Tell me how many lines hold "Santa", please, using only the number.

### Data records
....

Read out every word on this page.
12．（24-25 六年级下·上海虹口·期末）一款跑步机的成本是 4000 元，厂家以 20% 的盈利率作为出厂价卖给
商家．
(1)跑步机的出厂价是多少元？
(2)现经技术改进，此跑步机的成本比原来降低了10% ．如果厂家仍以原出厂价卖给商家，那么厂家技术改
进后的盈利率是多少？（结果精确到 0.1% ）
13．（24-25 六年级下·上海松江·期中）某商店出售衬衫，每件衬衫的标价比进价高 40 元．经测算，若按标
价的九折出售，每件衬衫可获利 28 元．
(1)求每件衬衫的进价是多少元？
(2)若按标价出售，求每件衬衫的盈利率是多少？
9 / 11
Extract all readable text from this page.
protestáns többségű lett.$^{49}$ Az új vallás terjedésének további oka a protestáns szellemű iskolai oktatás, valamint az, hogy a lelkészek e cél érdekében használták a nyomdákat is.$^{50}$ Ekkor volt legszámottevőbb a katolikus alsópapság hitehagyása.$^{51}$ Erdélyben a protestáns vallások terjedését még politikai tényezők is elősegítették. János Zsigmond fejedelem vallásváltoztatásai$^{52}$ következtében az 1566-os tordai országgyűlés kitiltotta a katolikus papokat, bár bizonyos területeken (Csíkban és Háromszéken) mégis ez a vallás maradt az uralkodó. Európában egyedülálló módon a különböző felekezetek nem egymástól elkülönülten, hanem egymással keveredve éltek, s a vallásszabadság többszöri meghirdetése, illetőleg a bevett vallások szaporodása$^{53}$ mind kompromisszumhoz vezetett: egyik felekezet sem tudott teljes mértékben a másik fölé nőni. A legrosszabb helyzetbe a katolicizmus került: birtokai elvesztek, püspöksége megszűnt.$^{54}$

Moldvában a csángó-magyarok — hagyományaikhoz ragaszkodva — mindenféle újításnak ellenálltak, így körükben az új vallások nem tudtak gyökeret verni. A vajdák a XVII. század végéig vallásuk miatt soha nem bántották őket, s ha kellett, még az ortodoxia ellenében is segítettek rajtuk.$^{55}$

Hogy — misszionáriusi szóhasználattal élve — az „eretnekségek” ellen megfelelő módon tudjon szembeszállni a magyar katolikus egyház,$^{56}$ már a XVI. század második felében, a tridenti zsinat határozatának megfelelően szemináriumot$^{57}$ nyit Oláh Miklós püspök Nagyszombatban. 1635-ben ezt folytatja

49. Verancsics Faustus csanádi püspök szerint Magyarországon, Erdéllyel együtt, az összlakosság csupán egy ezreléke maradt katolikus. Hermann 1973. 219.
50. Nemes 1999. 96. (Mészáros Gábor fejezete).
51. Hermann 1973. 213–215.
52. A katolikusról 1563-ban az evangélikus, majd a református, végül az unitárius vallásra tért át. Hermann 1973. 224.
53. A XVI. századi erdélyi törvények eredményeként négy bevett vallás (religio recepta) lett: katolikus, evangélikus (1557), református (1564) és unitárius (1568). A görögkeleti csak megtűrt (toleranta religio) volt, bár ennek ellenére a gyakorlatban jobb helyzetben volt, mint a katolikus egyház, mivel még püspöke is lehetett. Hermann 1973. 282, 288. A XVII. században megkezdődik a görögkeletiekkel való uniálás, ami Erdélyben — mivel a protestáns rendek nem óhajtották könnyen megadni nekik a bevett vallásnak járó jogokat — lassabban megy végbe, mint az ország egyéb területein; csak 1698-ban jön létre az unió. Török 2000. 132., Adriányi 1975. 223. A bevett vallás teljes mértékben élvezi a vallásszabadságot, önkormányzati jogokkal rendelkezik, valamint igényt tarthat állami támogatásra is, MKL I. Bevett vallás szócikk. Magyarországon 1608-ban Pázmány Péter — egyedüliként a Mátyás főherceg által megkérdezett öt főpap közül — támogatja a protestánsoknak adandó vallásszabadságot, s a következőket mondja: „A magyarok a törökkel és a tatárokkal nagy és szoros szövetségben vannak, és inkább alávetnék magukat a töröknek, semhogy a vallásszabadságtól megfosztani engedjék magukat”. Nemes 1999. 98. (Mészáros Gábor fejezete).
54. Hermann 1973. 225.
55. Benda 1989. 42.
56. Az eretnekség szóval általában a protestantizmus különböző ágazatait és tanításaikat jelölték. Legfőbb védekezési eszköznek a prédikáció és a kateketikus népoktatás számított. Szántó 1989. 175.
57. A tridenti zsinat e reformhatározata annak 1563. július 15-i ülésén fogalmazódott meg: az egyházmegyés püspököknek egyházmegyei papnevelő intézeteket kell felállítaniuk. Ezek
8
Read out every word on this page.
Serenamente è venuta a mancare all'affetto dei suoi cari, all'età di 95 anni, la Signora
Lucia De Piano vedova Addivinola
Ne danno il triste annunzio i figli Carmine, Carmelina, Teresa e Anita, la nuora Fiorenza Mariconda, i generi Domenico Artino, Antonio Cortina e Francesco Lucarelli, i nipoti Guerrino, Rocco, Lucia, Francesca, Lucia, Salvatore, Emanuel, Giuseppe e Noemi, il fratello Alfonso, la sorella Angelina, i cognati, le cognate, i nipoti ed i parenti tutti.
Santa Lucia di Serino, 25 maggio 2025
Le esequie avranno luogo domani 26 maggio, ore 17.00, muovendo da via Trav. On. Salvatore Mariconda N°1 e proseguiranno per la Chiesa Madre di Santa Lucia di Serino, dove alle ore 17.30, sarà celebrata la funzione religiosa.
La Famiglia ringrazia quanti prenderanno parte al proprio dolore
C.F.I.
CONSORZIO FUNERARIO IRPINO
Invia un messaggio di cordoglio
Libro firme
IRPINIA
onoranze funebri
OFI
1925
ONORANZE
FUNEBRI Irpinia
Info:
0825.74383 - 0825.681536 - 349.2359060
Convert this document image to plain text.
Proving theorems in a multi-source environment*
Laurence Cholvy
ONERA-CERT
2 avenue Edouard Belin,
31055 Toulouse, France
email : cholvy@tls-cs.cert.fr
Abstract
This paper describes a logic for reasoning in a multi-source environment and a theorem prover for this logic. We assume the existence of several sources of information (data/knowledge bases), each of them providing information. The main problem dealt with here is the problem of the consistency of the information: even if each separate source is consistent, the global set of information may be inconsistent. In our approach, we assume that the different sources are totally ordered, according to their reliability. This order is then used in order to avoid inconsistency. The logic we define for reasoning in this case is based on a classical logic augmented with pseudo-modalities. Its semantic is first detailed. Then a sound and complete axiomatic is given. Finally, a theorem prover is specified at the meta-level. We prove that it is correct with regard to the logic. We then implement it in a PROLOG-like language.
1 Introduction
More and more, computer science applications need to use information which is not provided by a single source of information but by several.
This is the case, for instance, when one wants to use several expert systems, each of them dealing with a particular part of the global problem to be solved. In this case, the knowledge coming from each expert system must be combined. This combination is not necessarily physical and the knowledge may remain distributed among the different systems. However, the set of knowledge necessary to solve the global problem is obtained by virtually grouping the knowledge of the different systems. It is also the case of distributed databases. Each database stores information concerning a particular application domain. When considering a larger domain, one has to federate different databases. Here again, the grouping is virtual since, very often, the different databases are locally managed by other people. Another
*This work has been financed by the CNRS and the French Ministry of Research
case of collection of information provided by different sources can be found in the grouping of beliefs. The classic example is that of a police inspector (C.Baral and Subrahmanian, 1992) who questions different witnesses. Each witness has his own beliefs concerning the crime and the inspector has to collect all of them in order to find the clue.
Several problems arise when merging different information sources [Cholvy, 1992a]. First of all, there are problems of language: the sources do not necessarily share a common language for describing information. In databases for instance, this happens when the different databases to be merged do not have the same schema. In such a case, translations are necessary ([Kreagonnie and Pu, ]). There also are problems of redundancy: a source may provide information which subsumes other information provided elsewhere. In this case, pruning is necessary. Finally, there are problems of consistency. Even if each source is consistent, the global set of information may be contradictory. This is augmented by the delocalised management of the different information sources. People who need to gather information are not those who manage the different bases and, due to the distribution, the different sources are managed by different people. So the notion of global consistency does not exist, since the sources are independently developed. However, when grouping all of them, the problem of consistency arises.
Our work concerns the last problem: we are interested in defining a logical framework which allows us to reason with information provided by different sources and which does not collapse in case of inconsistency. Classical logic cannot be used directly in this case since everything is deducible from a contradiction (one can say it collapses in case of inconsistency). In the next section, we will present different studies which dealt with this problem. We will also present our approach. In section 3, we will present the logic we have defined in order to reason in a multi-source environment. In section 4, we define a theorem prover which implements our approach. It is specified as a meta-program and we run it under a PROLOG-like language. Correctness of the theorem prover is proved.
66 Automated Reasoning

....

### Task result
2